Source records
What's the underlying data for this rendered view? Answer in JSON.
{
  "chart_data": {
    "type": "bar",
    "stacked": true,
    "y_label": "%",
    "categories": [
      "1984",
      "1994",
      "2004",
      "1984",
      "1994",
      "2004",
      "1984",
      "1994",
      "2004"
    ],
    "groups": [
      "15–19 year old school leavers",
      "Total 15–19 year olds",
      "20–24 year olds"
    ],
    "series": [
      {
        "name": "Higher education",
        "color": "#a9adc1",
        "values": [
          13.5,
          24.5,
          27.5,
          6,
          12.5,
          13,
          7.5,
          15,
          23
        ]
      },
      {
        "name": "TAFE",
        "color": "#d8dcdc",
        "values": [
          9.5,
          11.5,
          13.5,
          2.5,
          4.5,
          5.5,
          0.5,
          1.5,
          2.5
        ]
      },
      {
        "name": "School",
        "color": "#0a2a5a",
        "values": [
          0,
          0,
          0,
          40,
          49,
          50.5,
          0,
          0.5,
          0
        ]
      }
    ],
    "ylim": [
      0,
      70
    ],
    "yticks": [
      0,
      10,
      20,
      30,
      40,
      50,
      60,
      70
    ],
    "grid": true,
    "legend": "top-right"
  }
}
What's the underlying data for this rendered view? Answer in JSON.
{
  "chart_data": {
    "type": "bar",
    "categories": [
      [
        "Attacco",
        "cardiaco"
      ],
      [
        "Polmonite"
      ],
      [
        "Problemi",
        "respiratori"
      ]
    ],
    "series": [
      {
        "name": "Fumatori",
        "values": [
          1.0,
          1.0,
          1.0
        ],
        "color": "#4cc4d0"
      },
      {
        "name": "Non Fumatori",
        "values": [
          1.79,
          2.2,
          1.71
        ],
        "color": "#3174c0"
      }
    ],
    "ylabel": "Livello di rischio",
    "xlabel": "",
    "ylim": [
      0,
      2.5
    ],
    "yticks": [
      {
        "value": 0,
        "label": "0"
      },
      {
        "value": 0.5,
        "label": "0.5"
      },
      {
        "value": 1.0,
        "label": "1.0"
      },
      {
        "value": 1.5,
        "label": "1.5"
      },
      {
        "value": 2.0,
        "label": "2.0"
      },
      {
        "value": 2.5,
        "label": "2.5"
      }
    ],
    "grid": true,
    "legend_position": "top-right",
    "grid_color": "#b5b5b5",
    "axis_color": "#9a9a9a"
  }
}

*YOUR INSTRUCTIONS:* Set down all of the records shown above once more, exactly.

*WRITTEN RESPONSE:*
What's the underlying data for this rendered view? Answer in JSON.
{
  "chart_data": {
    "type": "bar",
    "stacked": true,
    "y_label": "%",
    "categories": [
      "1984",
      "1994",
      "2004",
      "1984",
      "1994",
      "2004",
      "1984",
      "1994",
      "2004"
    ],
    "groups": [
      "15–19 year old school leavers",
      "Total 15–19 year olds",
      "20–24 year olds"
    ],
    "series": [
      {
        "name": "Higher education",
        "color": "#a9adc1",
        "values": [
          13.5,
          24.5,
          27.5,
          6,
          12.5,
          13,
          7.5,
          15,
          23
        ]
      },
      {
        "name": "TAFE",
        "color": "#d8dcdc",
        "values": [
          9.5,
          11.5,
          13.5,
          2.5,
          4.5,
          5.5,
          0.5,
          1.5,
          2.5
        ]
      },
      {
        "name": "School",
        "color": "#0a2a5a",
        "values": [
          0,
          0,
          0,
          40,
          49,
          50.5,
          0,
          0.5,
          0
        ]
      }
    ],
    "ylim": [
      0,
      70
    ],
    "yticks": [
      0,
      10,
      20,
      30,
      40,
      50,
      60,
      70
    ],
    "grid": true,
    "legend": "top-right"
  }
}
What's the underlying data for this rendered view? Answer in JSON.
{
  "chart_data": {
    "type": "bar",
    "categories": [
      [
        "Attacco",
        "cardiaco"
      ],
      [
        "Polmonite"
      ],
      [
        "Problemi",
        "respiratori"
      ]
    ],
    "series": [
      {
        "name": "Fumatori",
        "values": [
          1.0,
          1.0,
          1.0
        ],
        "color": "#4cc4d0"
      },
      {
        "name": "Non Fumatori",
        "values": [
          1.79,
          2.2,
          1.71
        ],
        "color": "#3174c0"
      }
    ],
    "ylabel": "Livello di rischio",
    "xlabel": "",
    "ylim": [
      0,
      2.5
    ],
    "yticks": [
      {
        "value": 0,
        "label": "0"
      },
      {
        "value": 0.5,
        "label": "0.5"
      },
      {
        "value": 1.0,
        "label": "1.0"
      },
      {
        "value": 1.5,
        "label": "1.5"
      },
      {
        "value": 2.0,
        "label": "2.0"
      },
      {
        "value": 2.5,
        "label": "2.5"
      }
    ],
    "grid": true,
    "legend_position": "top-right",
    "grid_color": "#b5b5b5",
    "axis_color": "#9a9a9a"
  }
}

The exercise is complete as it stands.